**Short problem**
The answer is a single number: how many lines hold the string "body".

**Stored rows**
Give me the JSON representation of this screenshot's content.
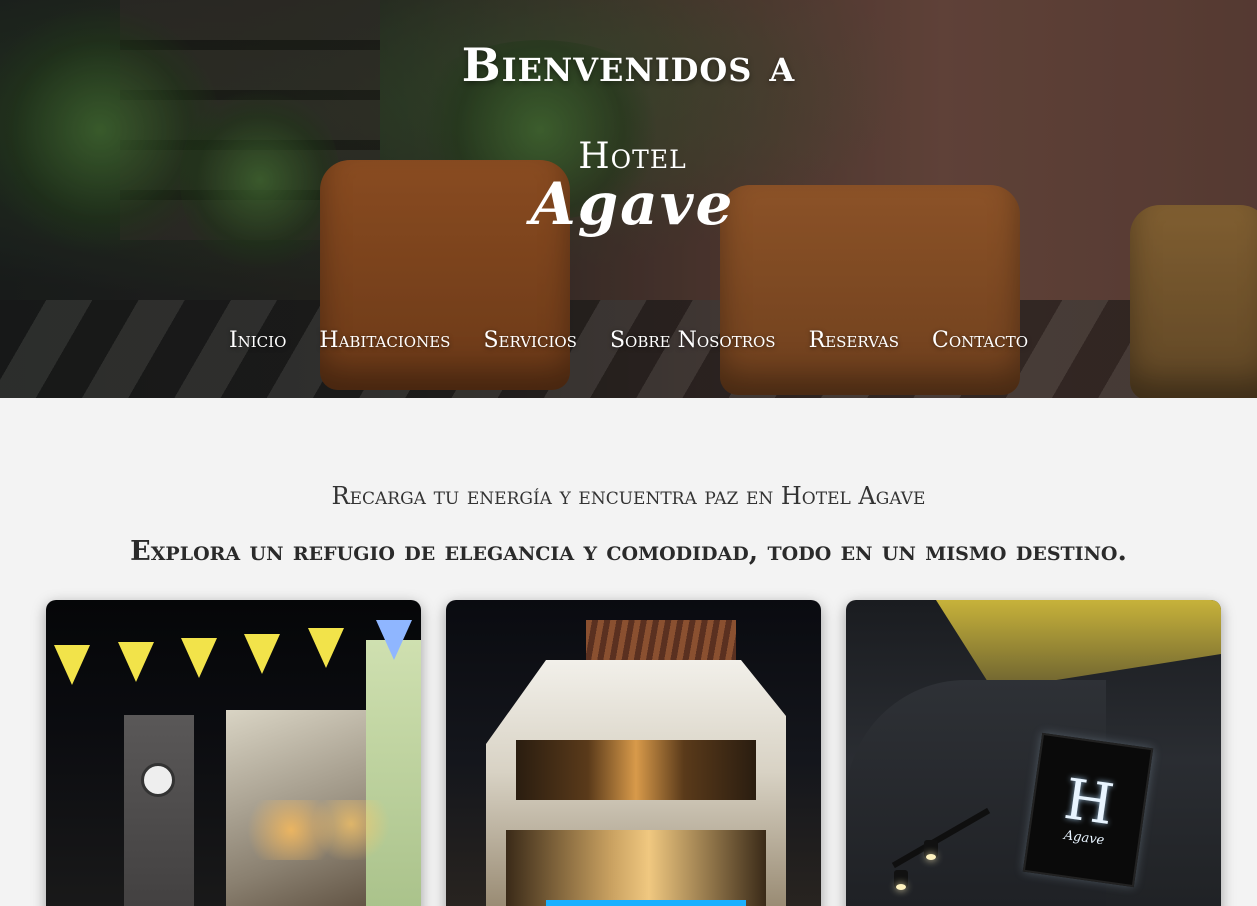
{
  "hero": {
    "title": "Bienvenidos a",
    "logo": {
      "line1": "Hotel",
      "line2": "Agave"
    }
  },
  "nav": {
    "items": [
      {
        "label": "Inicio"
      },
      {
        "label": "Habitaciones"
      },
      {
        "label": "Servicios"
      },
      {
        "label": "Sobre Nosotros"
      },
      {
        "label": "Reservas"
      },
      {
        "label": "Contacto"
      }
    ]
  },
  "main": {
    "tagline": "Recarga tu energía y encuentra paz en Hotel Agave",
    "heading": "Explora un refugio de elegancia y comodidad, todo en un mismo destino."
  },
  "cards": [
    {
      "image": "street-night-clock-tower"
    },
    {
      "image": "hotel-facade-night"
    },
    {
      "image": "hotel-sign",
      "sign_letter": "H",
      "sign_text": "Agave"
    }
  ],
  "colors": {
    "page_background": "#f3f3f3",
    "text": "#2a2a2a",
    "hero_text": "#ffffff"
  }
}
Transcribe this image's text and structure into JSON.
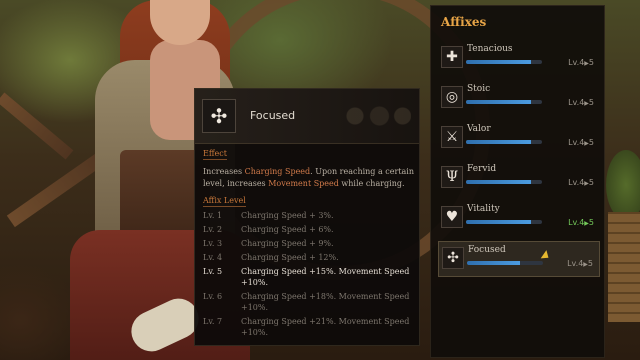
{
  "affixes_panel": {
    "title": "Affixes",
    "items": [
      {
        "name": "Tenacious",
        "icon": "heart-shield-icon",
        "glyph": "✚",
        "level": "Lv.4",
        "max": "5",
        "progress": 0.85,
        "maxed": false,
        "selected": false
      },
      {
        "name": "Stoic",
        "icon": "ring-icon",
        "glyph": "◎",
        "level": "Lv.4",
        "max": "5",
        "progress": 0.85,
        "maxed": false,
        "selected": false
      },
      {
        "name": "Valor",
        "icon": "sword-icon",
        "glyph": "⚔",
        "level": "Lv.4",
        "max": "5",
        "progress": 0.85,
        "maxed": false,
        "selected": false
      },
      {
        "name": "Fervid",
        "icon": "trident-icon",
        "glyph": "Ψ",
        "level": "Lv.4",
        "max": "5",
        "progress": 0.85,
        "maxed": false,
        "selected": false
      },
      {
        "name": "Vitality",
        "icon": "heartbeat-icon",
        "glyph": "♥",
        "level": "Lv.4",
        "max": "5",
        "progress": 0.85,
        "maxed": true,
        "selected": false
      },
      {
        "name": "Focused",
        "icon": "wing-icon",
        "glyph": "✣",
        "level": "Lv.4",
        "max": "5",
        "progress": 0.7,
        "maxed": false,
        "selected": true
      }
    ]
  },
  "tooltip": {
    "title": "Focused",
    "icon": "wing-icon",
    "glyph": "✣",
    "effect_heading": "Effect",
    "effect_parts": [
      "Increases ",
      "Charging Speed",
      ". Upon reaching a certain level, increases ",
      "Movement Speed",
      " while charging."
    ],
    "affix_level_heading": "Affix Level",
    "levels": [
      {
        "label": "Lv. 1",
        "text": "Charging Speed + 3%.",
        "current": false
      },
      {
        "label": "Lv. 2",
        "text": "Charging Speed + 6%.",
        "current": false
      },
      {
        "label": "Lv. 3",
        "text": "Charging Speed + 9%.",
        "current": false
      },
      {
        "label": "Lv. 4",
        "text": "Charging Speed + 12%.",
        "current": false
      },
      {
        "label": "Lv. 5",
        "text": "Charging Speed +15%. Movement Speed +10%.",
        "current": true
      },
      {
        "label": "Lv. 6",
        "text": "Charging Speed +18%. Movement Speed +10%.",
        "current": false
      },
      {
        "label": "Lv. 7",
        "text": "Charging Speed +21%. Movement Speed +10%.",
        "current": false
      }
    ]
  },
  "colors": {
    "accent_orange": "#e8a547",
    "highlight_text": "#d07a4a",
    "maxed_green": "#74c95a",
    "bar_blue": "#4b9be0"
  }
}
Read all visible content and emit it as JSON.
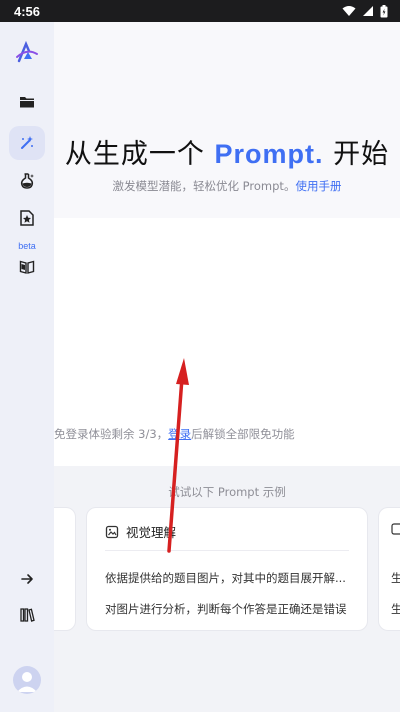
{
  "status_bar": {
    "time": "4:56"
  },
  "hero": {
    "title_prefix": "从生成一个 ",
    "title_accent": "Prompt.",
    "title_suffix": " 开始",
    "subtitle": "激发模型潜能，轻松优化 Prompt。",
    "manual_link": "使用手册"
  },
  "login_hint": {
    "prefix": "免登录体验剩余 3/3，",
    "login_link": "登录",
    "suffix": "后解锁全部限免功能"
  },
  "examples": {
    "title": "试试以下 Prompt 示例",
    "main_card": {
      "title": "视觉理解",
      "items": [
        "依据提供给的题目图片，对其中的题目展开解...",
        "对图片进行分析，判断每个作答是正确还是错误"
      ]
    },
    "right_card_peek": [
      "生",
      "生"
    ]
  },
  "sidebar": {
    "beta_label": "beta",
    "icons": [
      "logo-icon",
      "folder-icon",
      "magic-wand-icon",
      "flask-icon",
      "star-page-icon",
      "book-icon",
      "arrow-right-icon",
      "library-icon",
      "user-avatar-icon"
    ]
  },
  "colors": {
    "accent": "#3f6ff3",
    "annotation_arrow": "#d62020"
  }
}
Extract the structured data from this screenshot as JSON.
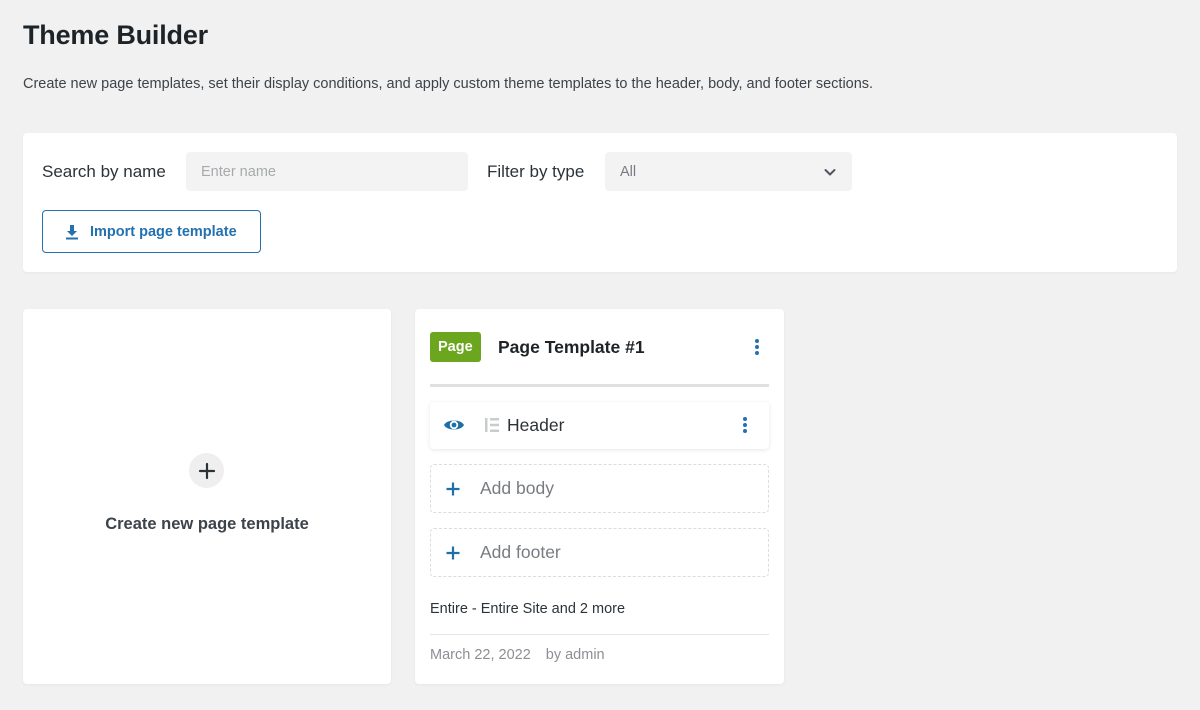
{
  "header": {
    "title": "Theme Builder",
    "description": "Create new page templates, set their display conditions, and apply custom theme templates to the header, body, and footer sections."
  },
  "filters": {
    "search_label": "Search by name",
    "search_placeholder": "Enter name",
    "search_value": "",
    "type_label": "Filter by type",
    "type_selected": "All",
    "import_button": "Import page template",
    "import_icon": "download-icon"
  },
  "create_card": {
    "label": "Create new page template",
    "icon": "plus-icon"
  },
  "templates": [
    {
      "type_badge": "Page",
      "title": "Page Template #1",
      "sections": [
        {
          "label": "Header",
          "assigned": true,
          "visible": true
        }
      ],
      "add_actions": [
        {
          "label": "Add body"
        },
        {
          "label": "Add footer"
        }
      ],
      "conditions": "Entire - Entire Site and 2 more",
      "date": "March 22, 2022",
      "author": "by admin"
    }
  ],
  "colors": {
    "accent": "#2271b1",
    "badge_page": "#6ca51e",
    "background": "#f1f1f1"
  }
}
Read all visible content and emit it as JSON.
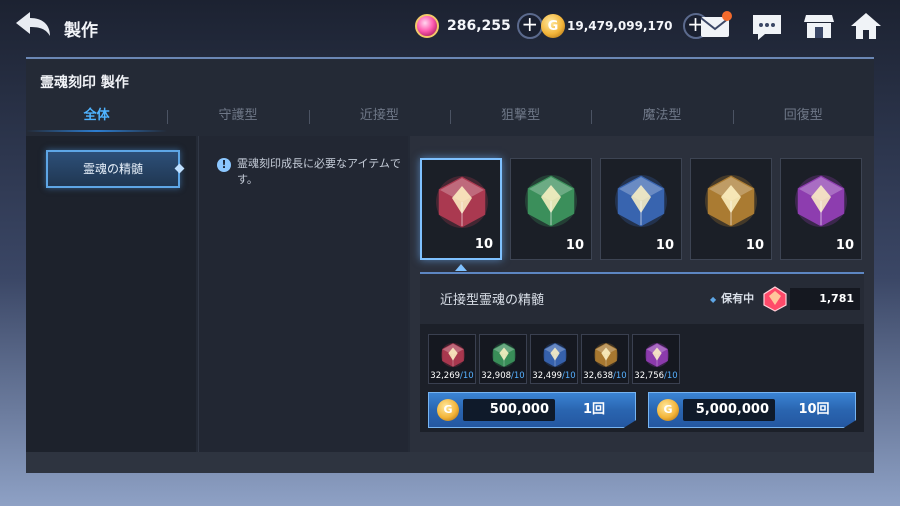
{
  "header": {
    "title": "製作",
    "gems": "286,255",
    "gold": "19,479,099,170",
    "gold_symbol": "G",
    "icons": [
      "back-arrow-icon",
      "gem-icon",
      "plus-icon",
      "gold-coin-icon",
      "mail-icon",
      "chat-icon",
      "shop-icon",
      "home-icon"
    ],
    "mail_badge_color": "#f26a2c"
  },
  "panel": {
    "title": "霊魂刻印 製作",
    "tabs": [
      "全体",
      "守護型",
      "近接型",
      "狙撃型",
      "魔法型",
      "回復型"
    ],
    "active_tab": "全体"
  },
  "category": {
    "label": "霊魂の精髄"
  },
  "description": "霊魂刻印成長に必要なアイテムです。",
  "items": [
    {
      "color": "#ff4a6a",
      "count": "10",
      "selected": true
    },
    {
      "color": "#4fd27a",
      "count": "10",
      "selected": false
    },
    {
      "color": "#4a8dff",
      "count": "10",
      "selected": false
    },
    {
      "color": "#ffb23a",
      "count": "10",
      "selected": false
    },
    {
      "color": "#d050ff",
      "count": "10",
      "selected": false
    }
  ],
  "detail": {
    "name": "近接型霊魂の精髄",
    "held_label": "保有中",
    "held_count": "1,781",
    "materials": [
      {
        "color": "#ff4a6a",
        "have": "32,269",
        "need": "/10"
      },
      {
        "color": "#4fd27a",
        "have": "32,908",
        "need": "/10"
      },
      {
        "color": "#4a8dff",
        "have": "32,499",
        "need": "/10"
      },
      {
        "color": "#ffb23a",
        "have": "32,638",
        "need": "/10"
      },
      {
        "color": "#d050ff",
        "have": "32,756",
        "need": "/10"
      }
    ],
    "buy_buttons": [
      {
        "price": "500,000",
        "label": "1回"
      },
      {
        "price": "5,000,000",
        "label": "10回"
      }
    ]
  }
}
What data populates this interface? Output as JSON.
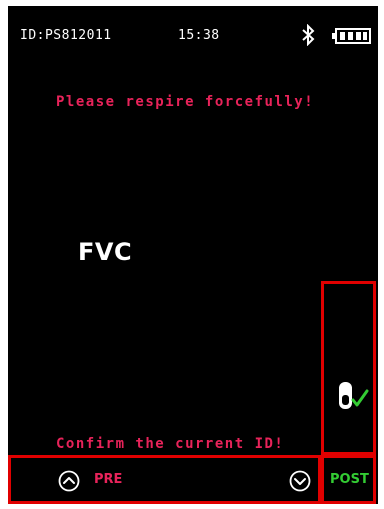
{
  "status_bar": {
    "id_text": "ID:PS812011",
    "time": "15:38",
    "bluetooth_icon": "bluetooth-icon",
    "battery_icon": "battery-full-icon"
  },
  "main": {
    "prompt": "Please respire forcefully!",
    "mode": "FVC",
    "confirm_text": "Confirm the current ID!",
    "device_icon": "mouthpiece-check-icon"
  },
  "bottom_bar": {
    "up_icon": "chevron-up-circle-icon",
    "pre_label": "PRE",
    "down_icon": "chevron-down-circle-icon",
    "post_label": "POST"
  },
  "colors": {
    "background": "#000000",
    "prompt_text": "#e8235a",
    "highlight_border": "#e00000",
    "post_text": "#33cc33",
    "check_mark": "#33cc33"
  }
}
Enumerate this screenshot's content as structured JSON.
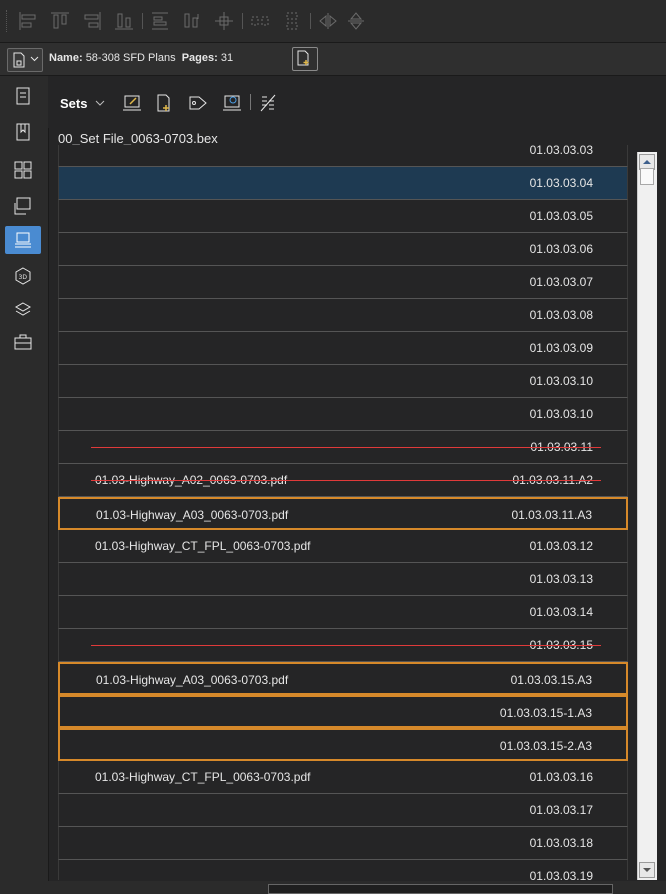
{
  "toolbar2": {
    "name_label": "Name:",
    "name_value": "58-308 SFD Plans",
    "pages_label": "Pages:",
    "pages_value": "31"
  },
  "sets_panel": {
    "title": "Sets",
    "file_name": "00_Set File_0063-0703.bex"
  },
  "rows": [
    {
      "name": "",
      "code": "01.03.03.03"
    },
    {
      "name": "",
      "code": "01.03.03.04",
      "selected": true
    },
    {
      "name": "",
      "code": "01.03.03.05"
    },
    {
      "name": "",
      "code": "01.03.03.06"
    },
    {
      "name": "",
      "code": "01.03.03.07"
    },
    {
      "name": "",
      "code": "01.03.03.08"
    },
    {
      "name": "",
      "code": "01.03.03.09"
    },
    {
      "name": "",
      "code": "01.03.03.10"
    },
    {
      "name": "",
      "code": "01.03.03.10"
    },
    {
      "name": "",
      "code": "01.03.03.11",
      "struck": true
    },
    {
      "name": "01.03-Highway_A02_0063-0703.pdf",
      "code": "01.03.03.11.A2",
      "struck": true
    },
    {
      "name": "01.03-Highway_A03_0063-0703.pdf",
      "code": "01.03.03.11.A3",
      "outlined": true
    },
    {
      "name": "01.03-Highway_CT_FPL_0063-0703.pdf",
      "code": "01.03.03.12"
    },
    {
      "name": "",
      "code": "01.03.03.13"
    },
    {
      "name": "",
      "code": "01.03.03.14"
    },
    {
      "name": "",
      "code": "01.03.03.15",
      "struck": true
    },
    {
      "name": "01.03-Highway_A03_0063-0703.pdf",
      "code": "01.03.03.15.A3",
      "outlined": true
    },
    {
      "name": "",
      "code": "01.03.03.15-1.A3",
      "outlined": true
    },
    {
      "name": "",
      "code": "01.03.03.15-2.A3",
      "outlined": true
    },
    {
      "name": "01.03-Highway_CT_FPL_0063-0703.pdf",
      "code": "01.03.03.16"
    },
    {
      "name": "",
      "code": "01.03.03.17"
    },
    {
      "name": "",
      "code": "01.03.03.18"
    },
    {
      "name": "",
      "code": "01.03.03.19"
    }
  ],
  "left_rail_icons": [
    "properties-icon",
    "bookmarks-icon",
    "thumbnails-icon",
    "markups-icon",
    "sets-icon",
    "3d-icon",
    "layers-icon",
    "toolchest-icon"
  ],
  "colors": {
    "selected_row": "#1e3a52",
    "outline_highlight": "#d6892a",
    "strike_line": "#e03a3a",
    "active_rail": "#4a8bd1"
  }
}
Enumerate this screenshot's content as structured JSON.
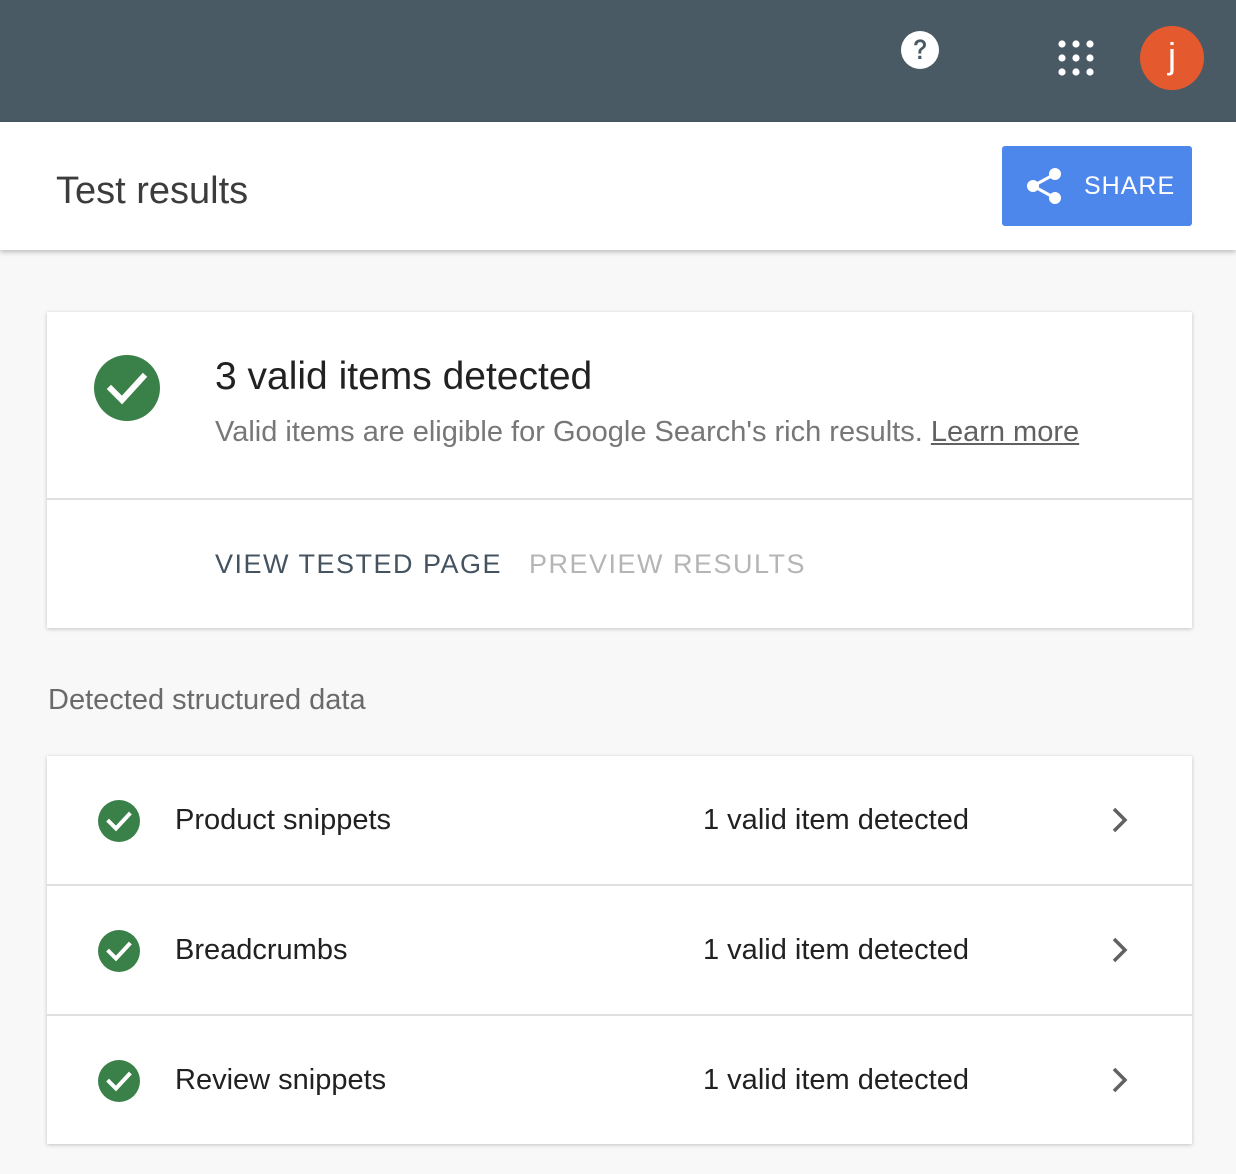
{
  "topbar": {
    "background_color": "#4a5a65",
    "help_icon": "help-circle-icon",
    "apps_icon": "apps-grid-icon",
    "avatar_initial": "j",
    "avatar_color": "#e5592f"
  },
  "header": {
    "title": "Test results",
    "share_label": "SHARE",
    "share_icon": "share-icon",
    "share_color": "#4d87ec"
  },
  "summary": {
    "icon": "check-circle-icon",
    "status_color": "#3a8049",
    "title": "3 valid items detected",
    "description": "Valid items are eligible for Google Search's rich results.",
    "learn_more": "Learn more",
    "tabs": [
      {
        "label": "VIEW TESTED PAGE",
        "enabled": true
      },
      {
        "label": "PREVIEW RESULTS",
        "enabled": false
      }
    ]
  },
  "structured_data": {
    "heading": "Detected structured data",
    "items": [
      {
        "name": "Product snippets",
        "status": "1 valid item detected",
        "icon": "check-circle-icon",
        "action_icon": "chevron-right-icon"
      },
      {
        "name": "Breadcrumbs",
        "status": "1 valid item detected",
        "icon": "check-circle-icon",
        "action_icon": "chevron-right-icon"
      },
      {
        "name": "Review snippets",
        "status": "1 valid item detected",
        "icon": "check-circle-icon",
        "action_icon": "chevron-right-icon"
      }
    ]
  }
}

**Full solution**
2